Scan the entries below. List each line with "index".
━━━━━ DATA FOR PROCESSING ━━━━━
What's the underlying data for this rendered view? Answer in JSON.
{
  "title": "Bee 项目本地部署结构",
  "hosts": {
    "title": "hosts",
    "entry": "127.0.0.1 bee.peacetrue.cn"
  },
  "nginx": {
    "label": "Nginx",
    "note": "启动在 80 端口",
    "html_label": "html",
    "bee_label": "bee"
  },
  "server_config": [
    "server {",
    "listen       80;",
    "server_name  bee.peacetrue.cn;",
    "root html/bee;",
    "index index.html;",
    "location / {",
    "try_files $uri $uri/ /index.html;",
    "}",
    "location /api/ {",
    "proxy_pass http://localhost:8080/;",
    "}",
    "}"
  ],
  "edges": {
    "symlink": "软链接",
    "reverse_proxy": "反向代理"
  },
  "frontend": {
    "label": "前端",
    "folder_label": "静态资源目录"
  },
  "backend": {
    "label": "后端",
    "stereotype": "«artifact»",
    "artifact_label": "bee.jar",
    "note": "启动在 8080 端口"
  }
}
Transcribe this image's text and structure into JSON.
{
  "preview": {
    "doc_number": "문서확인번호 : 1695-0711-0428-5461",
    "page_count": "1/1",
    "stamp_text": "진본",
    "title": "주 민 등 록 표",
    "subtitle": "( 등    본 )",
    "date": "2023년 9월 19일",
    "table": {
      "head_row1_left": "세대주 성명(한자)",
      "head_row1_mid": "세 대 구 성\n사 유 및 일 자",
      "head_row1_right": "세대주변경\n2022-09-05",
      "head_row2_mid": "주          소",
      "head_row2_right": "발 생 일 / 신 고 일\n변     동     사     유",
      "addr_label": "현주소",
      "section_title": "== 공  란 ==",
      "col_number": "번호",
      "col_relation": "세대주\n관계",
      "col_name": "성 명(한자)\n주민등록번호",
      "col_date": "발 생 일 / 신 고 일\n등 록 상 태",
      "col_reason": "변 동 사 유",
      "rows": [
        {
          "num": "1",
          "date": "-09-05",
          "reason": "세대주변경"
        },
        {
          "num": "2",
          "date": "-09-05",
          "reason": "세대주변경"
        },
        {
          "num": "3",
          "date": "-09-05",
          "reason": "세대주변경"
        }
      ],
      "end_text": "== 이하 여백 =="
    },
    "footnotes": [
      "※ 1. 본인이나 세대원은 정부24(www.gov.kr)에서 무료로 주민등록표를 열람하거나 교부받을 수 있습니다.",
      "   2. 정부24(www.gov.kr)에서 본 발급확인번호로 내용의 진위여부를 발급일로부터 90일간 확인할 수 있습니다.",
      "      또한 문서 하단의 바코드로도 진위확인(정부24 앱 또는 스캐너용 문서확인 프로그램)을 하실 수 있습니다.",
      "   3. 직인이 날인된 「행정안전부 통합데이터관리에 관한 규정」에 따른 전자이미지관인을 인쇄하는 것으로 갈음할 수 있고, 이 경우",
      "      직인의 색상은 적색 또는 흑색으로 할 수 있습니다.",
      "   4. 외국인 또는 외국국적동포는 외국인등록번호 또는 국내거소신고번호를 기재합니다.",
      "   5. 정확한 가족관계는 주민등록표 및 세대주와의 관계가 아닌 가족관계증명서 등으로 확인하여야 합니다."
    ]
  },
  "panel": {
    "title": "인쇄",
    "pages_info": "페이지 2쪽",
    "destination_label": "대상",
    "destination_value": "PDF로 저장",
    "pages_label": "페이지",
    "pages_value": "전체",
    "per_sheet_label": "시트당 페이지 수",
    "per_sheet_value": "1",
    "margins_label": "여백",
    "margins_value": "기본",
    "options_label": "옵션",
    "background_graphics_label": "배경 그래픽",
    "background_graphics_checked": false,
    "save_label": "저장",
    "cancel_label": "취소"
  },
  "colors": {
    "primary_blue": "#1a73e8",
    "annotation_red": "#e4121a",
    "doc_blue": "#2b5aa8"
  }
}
━━━━━
WRITTEN RESPONSE:
    "index index.html;",
    "try_files $uri $uri/ /index.html;",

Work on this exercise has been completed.